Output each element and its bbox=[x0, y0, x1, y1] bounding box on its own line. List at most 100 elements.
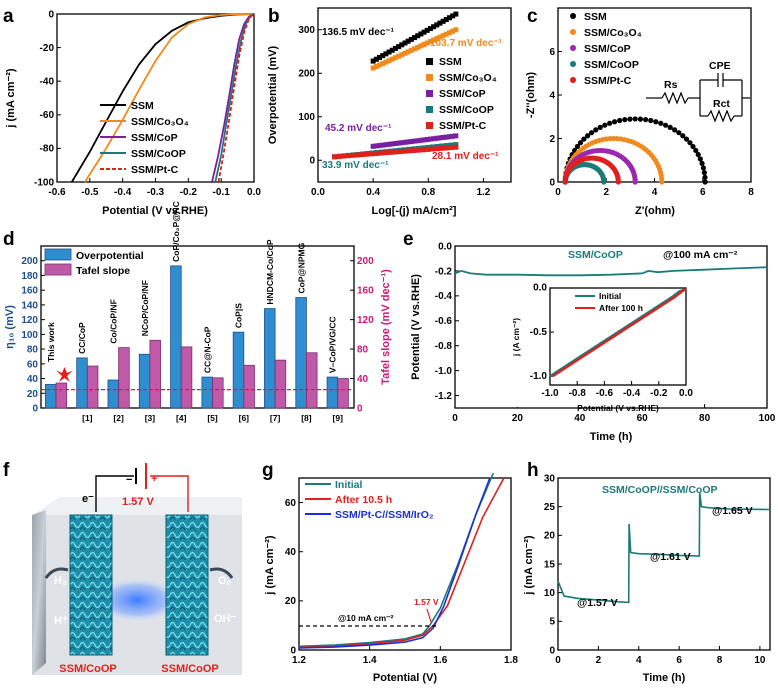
x-tick-label: 0.4 bbox=[366, 187, 380, 198]
panel-e-annotation: @100 mA cm⁻² bbox=[663, 249, 738, 261]
panel-d: 0 20 40 60 80 100 120 140 160 180 200 0 40 80 120 160 20… bbox=[4, 201, 392, 423]
nyquist-point bbox=[702, 174, 708, 180]
panel-e: 0 20 40 60 80 100-1.2-1.0-0.8-0.6-0.4-0.20.0 … bbox=[410, 241, 776, 443]
x-tick-label: 1.2 bbox=[292, 655, 306, 666]
panel-d-frame bbox=[40, 245, 355, 409]
legend-label-cop: SSM/CoP bbox=[439, 88, 486, 100]
battery-minus-sign: − bbox=[126, 474, 132, 486]
inset-legend-label-after: After 100 h bbox=[599, 303, 643, 313]
nyquist-point bbox=[697, 156, 703, 162]
x-tick-label: 20 bbox=[512, 413, 524, 424]
overpotential-bar bbox=[76, 357, 88, 409]
bar-annotation: V–CoP/VG/CC bbox=[328, 316, 338, 373]
x-tick-label: 0 bbox=[555, 187, 561, 198]
legend-label-coop: SSM/CoOP bbox=[131, 148, 186, 160]
tafel-fit-line bbox=[373, 135, 456, 147]
inset-curve bbox=[552, 287, 687, 378]
legend-marker-cop bbox=[570, 45, 576, 51]
tafel-annotation-co3o4: 103.7 mV dec⁻¹ bbox=[430, 38, 503, 49]
y-tick-label: -20 bbox=[40, 43, 55, 54]
x-tick-label: -0.2 bbox=[650, 388, 668, 399]
left-electrode-label: SSM/CoOP bbox=[59, 663, 116, 675]
step-annotation-161: @1.61 V bbox=[650, 551, 691, 563]
tafel-bar bbox=[337, 378, 349, 409]
y-tick-label: 0 bbox=[549, 177, 555, 188]
nyquist-point bbox=[667, 124, 673, 130]
y-tick-label: -0.6 bbox=[435, 316, 453, 327]
panel-h-frame bbox=[557, 477, 771, 651]
legend-label-tafel: Tafel slope bbox=[76, 265, 130, 277]
x-tick-label: -0.2 bbox=[180, 187, 198, 198]
x-tick-label: -0.3 bbox=[147, 187, 165, 198]
y-tick-label-left: 80 bbox=[27, 345, 39, 356]
panel-letter-b: b bbox=[268, 6, 280, 27]
panel-letter-d: d bbox=[3, 229, 15, 250]
x-tick-label: 40 bbox=[574, 413, 586, 424]
circuit-label-rs: Rs bbox=[664, 79, 678, 91]
step-annotation-165: @1.65 V bbox=[712, 505, 753, 517]
h2-out-arrow-icon bbox=[44, 567, 69, 579]
panel-g: 1.2 1.4 1.6 1.8 0 20 40 60 @10 mA cm⁻² 1.57 V P… bbox=[264, 472, 518, 684]
legend-marker-ssm bbox=[426, 58, 433, 65]
inset-legend-label-initial: Initial bbox=[599, 291, 621, 301]
x-tick-label: 0.8 bbox=[421, 187, 435, 198]
panel-g-legend: Initial After 10.5 h SSM/Pt-C//SSM/IrO₂ bbox=[305, 479, 434, 521]
panel-d-ylabel-right: Tafel slope (mV dec⁻¹) bbox=[380, 269, 392, 385]
battery-plus-sign: + bbox=[151, 473, 157, 485]
legend-label-ptc: SSM/Pt-C bbox=[439, 120, 487, 132]
overpotential-bar bbox=[264, 308, 276, 409]
x-tick-label: 6 bbox=[676, 655, 682, 666]
y-tick-label: 25 bbox=[544, 502, 556, 513]
x-tick-label: 0 bbox=[452, 413, 458, 424]
y-tick-label: 0 bbox=[290, 645, 296, 656]
h2-label: H₂ bbox=[54, 575, 67, 587]
left-electrode bbox=[69, 514, 113, 656]
nyquist-point bbox=[588, 130, 595, 136]
legend-marker-co3o4 bbox=[570, 29, 576, 35]
panel-letter-a: a bbox=[3, 6, 14, 27]
lsv-curve-ssm-co-o- bbox=[84, 13, 255, 183]
panel-letter-g: g bbox=[262, 460, 274, 481]
overpotential-bar bbox=[201, 376, 213, 409]
panel-e-ylabel: Potential (V vs.RHE) bbox=[410, 274, 422, 380]
cell-top-face bbox=[32, 497, 242, 515]
tafel-annotation-coop: 33.9 mV dec⁻¹ bbox=[322, 160, 389, 171]
x-tick-label: -1.0 bbox=[541, 388, 559, 399]
x-tick-label: 0.0 bbox=[311, 187, 325, 198]
y-tick-label: -0.8 bbox=[435, 341, 453, 352]
y-tick-label-right: 200 bbox=[357, 256, 374, 267]
o2-label: O₂ bbox=[218, 575, 232, 587]
x-tick-label: -0.4 bbox=[623, 388, 641, 399]
nyquist-point bbox=[607, 120, 613, 126]
y-tick-label-left: 100 bbox=[21, 330, 38, 341]
panel-h-ylabel: j (mA cm⁻²) bbox=[523, 535, 535, 596]
legend-label-co3o4: SSM/Co₃O₄ bbox=[439, 72, 497, 84]
bar-annotation: CC/CoP bbox=[77, 322, 87, 354]
step-annotation-157: @1.57 V bbox=[577, 597, 618, 609]
ohminus-label: OH⁻ bbox=[214, 613, 237, 625]
ion-flow-glow bbox=[89, 576, 185, 624]
tafel-bar bbox=[118, 347, 130, 409]
panel-c-xlabel: Z'(ohm) bbox=[635, 205, 675, 217]
y-tick-label: -1.0 bbox=[435, 366, 453, 377]
x-tick-label: 1.8 bbox=[504, 655, 518, 666]
x-tick-label: 4 bbox=[652, 187, 658, 198]
tafel-annotation-ptc: 28.1 mV dec⁻¹ bbox=[432, 151, 499, 162]
y-tick-label: 0 bbox=[309, 156, 315, 167]
y-tick-label: 4 bbox=[549, 90, 555, 101]
nyquist-point bbox=[680, 133, 686, 139]
tafel-bar bbox=[180, 346, 193, 409]
nyquist-point bbox=[593, 127, 599, 133]
x-tick-label: -0.1 bbox=[213, 187, 231, 198]
tafel-annotation-ssm: 136.5 mV dec⁻¹ bbox=[322, 27, 395, 38]
y-tick-label: -0.4 bbox=[435, 291, 453, 302]
y-tick-label: -40 bbox=[40, 77, 55, 88]
bar-annotation: HNDCM-Co/CoP bbox=[265, 239, 275, 304]
legend-label-ptc: SSM/Pt-C bbox=[584, 75, 632, 87]
x-tick-label: 1.4 bbox=[363, 655, 377, 666]
nyquist-point bbox=[683, 136, 690, 142]
panel-letter-e: e bbox=[403, 229, 414, 250]
y-tick-label-left: 0 bbox=[32, 404, 38, 415]
right-electrode-label: SSM/CoOP bbox=[161, 663, 218, 675]
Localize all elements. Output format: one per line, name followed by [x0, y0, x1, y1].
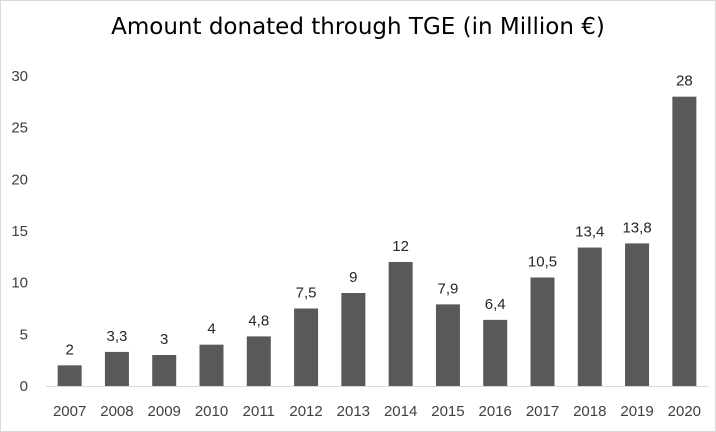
y-axis-ticks: 0 5 10 15 20 25 30: [11, 68, 28, 395]
x-tick-label: 2010: [195, 403, 228, 420]
y-tick-label: 0: [20, 378, 28, 395]
data-label: 7,9: [437, 280, 458, 297]
x-tick-label: 2012: [289, 403, 322, 420]
y-tick-label: 25: [11, 120, 28, 137]
bar: [672, 96, 697, 387]
bar: [341, 293, 366, 386]
y-tick-label: 5: [20, 326, 28, 343]
bar: [104, 351, 129, 386]
bar: [435, 304, 460, 386]
bar: [246, 336, 271, 386]
x-tick-label: 2017: [526, 403, 559, 420]
data-label: 3: [160, 331, 168, 348]
data-label: 4,8: [248, 312, 269, 329]
bar: [57, 365, 82, 386]
x-tick-label: 2018: [573, 403, 606, 420]
x-tick-label: 2015: [431, 403, 464, 420]
data-label: 3,3: [106, 328, 127, 345]
x-tick-label: 2009: [148, 403, 181, 420]
data-labels: 2 3,3 3 4 4,8 7,5 9 12 7,9 6,4 10,5 13,4 13,8 28: [65, 73, 692, 359]
bar: [577, 247, 602, 386]
data-label: 13,8: [622, 219, 651, 236]
x-tick-label: 2007: [53, 403, 86, 420]
y-tick-label: 30: [11, 68, 28, 85]
x-tick-label: 2014: [384, 403, 417, 420]
bar: [388, 262, 413, 386]
bar: [530, 277, 555, 386]
x-axis-ticks: 2007 2008 2009 2010 2011 2012 2013 2014 2015 2016…: [53, 403, 701, 420]
x-tick-label: 2016: [479, 403, 512, 420]
y-tick-label: 20: [11, 171, 28, 188]
data-label: 13,4: [575, 224, 604, 241]
y-tick-label: 15: [11, 223, 28, 240]
data-label: 10,5: [528, 254, 557, 271]
bar: [483, 319, 508, 386]
data-label: 2: [65, 341, 73, 358]
bars: [57, 96, 697, 387]
x-tick-label: 2011: [243, 403, 275, 420]
x-tick-label: 2020: [668, 403, 701, 420]
bar: [294, 308, 319, 386]
data-label: 7,5: [296, 285, 317, 302]
data-label: 9: [349, 269, 357, 286]
x-tick-label: 2019: [620, 403, 653, 420]
x-tick-label: 2013: [337, 403, 370, 420]
bar: [199, 344, 224, 386]
y-tick-label: 10: [11, 275, 28, 292]
chart-title: Amount donated through TGE (in Million €…: [111, 14, 605, 40]
data-label: 28: [676, 73, 693, 90]
bar: [152, 355, 177, 386]
data-label: 4: [207, 321, 215, 338]
bar: [625, 243, 650, 386]
data-label: 12: [392, 238, 409, 255]
data-label: 6,4: [485, 296, 506, 313]
x-tick-label: 2008: [100, 403, 133, 420]
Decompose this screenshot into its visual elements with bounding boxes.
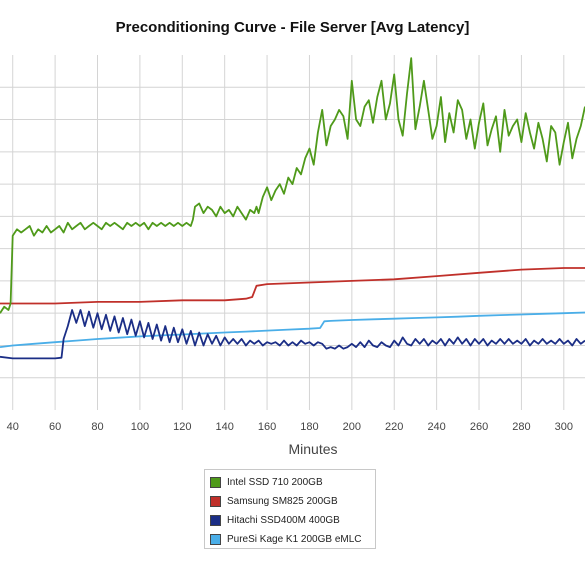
x-tick-label: 160 [258, 421, 276, 433]
x-tick-label: 140 [215, 421, 233, 433]
legend-swatch-puresi [210, 533, 221, 545]
x-tick-label: 120 [173, 421, 191, 433]
x-tick-label: 300 [555, 421, 573, 433]
legend-swatch-hitachi [210, 514, 221, 526]
x-tick-label: 200 [343, 421, 361, 433]
x-tick-label: 260 [470, 421, 488, 433]
chart-title: Preconditioning Curve - File Server [Avg… [115, 19, 470, 36]
x-tick-label: 280 [512, 421, 530, 433]
series-layer [0, 57, 585, 360]
legend-swatch-samsung [210, 495, 221, 507]
x-tick-label: 60 [49, 421, 61, 433]
legend-item-intel[interactable]: Intel SSD 710 200GB [208, 473, 375, 491]
x-tick-label: 240 [427, 421, 445, 433]
x-axis-label: Minutes [288, 441, 337, 457]
legend-label-puresi: PureSi Kage K1 200GB eMLC [227, 533, 362, 545]
series-line-1 [0, 267, 585, 305]
grid-layer [0, 55, 585, 410]
x-tick-label: 80 [91, 421, 103, 433]
series-line-0 [0, 57, 585, 314]
x-tick-label: 40 [7, 421, 19, 433]
x-tick-label: 100 [131, 421, 149, 433]
legend: Intel SSD 710 200GB Samsung SM825 200GB … [204, 469, 376, 549]
legend-swatch-intel [210, 476, 221, 488]
legend-item-samsung[interactable]: Samsung SM825 200GB [208, 492, 375, 510]
series-line-3 [0, 311, 585, 348]
tick-layer: 40 60 80 100 120 140 160 180 200 220 240 260 280 300 [7, 421, 573, 433]
legend-item-puresi[interactable]: PureSi Kage K1 200GB eMLC [208, 530, 375, 548]
series-line-2 [0, 309, 585, 360]
legend-label-intel: Intel SSD 710 200GB [227, 476, 323, 488]
legend-label-samsung: Samsung SM825 200GB [227, 495, 338, 507]
legend-item-hitachi[interactable]: Hitachi SSD400M 400GB [208, 511, 375, 529]
x-tick-label: 220 [385, 421, 403, 433]
legend-label-hitachi: Hitachi SSD400M 400GB [227, 514, 340, 526]
x-tick-label: 180 [300, 421, 318, 433]
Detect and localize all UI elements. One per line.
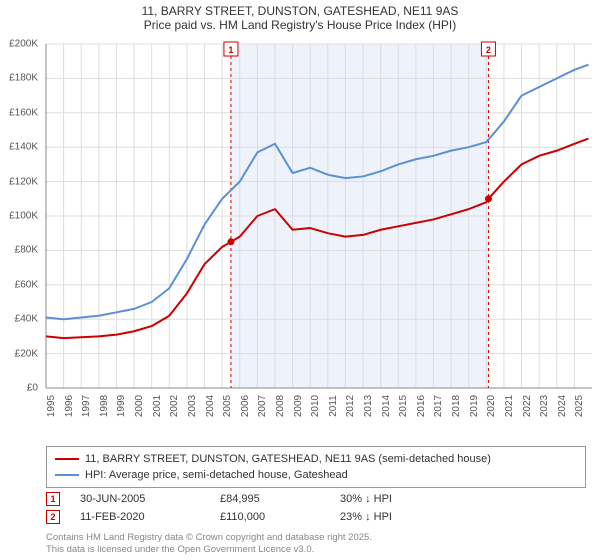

---*---

* EXERCISE GOAL:
Rewrite the records from the line with "x-tick-label: 160 [258, 421, 276, 433]" to the line with "x-tick-label: 60 [49, 421, 61, 433]", changing "legend-swatch" to "legend-color-box" and leaving everything else as it is.

* WRITTEN SOLUTION:
x-tick-label: 160 [258, 421, 276, 433]
x-tick-label: 140 [215, 421, 233, 433]
legend-color-box-puresi [210, 533, 221, 545]
x-tick-label: 120 [173, 421, 191, 433]
x-tick-label: 300 [555, 421, 573, 433]
legend-color-box-hitachi [210, 514, 221, 526]
x-tick-label: 200 [343, 421, 361, 433]
x-tick-label: 260 [470, 421, 488, 433]
chart-title: Preconditioning Curve - File Server [Avg… [115, 19, 470, 36]
x-tick-label: 280 [512, 421, 530, 433]
series-layer [0, 57, 585, 360]
legend-color-box-samsung [210, 495, 221, 507]
x-tick-label: 60 [49, 421, 61, 433]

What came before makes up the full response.